> Requirement
Transcribe all of the data exactly. Omit the pictures.

start

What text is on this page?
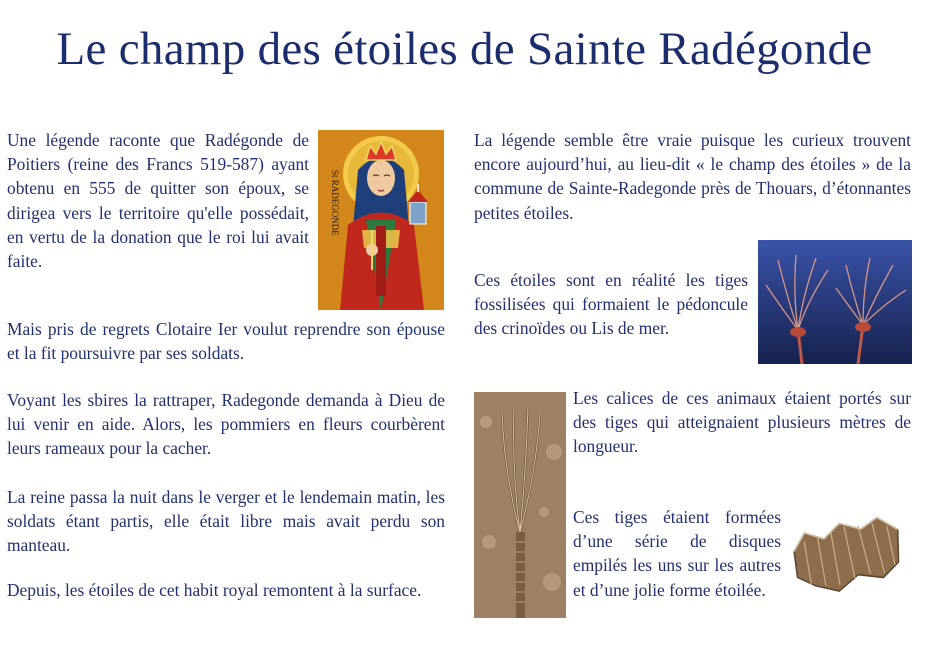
Le champ des étoiles de Sainte Radégonde
Une légende raconte que Radégonde de Poitiers (reine des Francs 519-587) ayant obtenu en 555 de quitter son époux, se dirigea vers le territoire qu'elle possédait, en vertu de la donation que le roi lui avait faite.
St RADEGONDE
Mais pris de regrets Clotaire Ier voulut reprendre son épouse et la fit poursuivre par ses soldats.
Voyant les sbires la rattraper, Radegonde demanda à Dieu de lui venir en aide. Alors, les pommiers en fleurs courbèrent leurs rameaux pour la cacher.
La reine passa la nuit dans le verger et le lendemain matin, les soldats étant partis, elle était libre mais avait perdu son manteau.
Depuis, les étoiles de cet habit royal remontent à la surface.
La légende semble être vraie puisque les curieux trouvent encore aujourd’hui, au lieu-dit « le champ des étoiles » de la commune de Sainte-Radegonde près de Thouars, d’étonnantes petites étoiles.
Ces étoiles sont en réalité les tiges fossilisées qui formaient le pédoncule des crinoïdes ou Lis de mer.
Les calices de ces animaux étaient portés sur des tiges qui atteignaient plusieurs mètres de longueur.
Ces tiges étaient formées d’une série de disques empilés les uns sur les autres et d’une jolie forme étoilée.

end

> Task output
What text is on this page?
Le champ des étoiles de Sainte Radégonde
Une légende raconte que Radégonde de Poitiers (reine des Francs 519-587) ayant obtenu en 555 de quitter son époux, se dirigea vers le territoire qu'elle possédait, en vertu de la donation que le roi lui avait faite.
St RADEGONDE
Mais pris de regrets Clotaire Ier voulut reprendre son épouse et la fit poursuivre par ses soldats.
Voyant les sbires la rattraper, Radegonde demanda à Dieu de lui venir en aide. Alors, les pommiers en fleurs courbèrent leurs rameaux pour la cacher.
La reine passa la nuit dans le verger et le lendemain matin, les soldats étant partis, elle était libre mais avait perdu son manteau.
Depuis, les étoiles de cet habit royal remontent à la surface.
La légende semble être vraie puisque les curieux trouvent encore aujourd’hui, au lieu-dit « le champ des étoiles » de la commune de Sainte-Radegonde près de Thouars, d’étonnantes petites étoiles.
Ces étoiles sont en réalité les tiges fossilisées qui formaient le pédoncule des crinoïdes ou Lis de mer.
Les calices de ces animaux étaient portés sur des tiges qui atteignaient plusieurs mètres de longueur.
Ces tiges étaient formées d’une série de disques empilés les uns sur les autres et d’une jolie forme étoilée.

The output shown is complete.